### MATERIALS PROVIDED
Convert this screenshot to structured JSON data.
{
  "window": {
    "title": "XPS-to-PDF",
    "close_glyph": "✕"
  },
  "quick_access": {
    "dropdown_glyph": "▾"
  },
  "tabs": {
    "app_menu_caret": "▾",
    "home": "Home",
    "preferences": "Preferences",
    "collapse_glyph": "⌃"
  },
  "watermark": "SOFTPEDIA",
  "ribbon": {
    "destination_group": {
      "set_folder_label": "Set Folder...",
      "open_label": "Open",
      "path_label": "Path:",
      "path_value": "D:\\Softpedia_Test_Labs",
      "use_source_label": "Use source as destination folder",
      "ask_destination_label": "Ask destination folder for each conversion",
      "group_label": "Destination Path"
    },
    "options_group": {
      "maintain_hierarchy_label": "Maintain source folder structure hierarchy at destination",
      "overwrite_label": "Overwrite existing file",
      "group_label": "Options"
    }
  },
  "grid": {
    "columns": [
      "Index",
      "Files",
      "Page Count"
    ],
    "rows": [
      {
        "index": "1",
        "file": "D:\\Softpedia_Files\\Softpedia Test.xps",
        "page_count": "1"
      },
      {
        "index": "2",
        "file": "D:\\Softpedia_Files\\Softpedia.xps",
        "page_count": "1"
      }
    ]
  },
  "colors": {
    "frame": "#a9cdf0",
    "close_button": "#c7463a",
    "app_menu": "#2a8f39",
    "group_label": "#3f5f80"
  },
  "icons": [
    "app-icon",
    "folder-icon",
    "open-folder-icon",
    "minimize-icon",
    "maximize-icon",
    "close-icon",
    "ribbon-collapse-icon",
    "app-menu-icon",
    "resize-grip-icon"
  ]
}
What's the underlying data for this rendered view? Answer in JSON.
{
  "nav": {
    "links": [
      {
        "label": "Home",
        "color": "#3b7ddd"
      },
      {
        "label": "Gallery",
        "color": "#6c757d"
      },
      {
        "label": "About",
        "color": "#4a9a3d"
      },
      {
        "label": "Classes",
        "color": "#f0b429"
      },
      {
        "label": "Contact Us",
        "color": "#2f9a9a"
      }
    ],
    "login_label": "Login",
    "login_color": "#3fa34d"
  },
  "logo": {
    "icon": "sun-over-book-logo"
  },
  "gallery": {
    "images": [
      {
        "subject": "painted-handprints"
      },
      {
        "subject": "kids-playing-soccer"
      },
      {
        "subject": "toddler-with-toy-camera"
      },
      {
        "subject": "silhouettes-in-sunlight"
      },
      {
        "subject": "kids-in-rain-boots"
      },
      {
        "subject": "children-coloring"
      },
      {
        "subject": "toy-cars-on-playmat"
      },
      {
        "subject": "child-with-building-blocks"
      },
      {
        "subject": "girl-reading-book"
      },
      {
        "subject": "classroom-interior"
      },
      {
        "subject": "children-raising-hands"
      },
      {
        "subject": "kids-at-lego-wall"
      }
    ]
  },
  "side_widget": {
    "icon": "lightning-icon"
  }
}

### PROBLEM TO SOLVE
Collect the lines of the records that include the string "with".

### WRITTEN ANSWER
        "subject": "toddler-with-toy-camera"
        "subject": "child-with-building-blocks"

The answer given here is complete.